### DATA PROVIDED
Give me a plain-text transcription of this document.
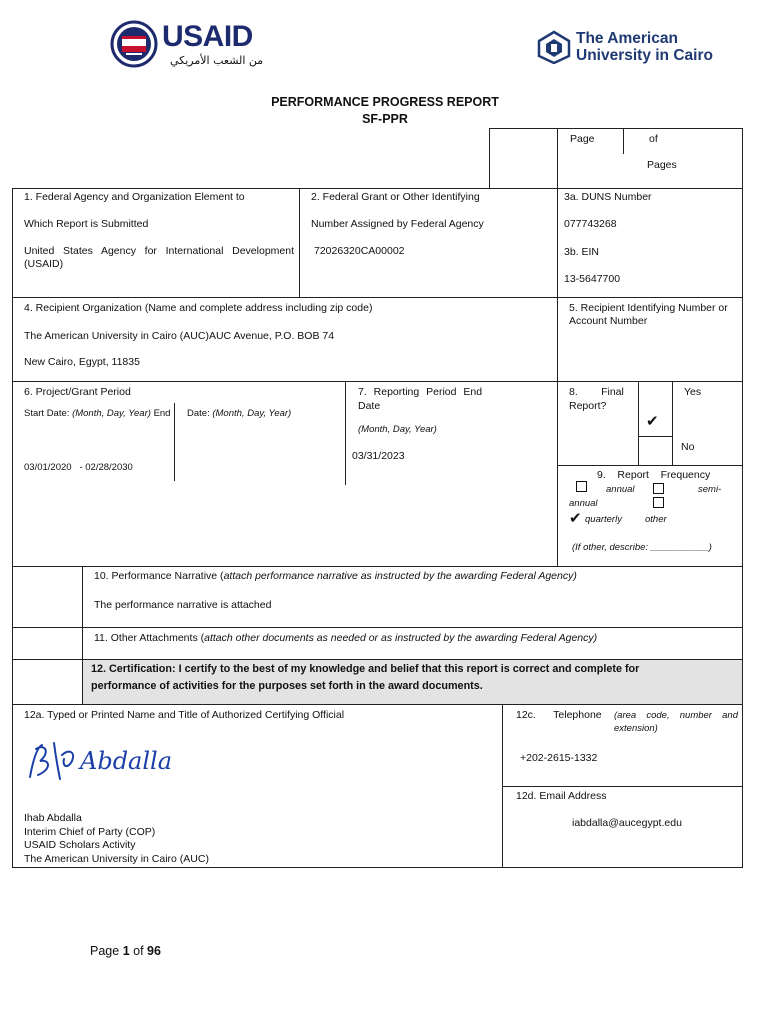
USAID
من الشعب الأمريكي
The American
University in Cairo
PERFORMANCE PROGRESS REPORT
SF-PPR
Page	of
Pages
1. Federal Agency and Organization Element to
Which Report is Submitted
United States Agency for International Development (USAID)
2. Federal Grant or Other Identifying
Number Assigned by Federal Agency
72026320CA00002
3a. DUNS Number
077743268
3b. EIN
13-5647700
4. Recipient Organization (Name and complete address including zip code)
The American University in Cairo (AUC)AUC Avenue, P.O. BOB 74
New Cairo, Egypt, 11835
5. Recipient Identifying Number or Account Number
6. Project/Grant Period
Start Date: (Month, Day, Year) End Date: (Month, Day, Year)
03/01/2020   - 02/28/2030
7. Reporting Period End
Date
(Month, Day, Year)
03/31/2023
8.        Final
Report?
Yes
✔
No
9.    Report    Frequency
annual	semi-
annual
✔ quarterly other
(If other, describe: ___________)
10. Performance Narrative (attach performance narrative as instructed by the awarding Federal Agency)
The performance narrative is attached
11. Other Attachments (attach other documents as needed or as instructed by the awarding Federal Agency)
12. Certification: I certify to the best of my knowledge and belief that this report is correct and complete for
performance of activities for the purposes set forth in the award documents.
12a. Typed or Printed Name and Title of Authorized Certifying Official
Abdalla
Ihab Abdalla
Interim Chief of Party (COP)
USAID Scholars Activity
The American University in Cairo (AUC)
12c.      Telephone (area code, number and extension)
+202-2615-1332
12d. Email Address
iabdalla@aucegypt.edu
Page 1 of 96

### EXERCISE AIM
Return each full line of the entries that contains the word "awarding".

### TASK RESULT
10. Performance Narrative (attach performance narrative as instructed by the awarding Federal Agency)
11. Other Attachments (attach other documents as needed or as instructed by the awarding Federal Agency)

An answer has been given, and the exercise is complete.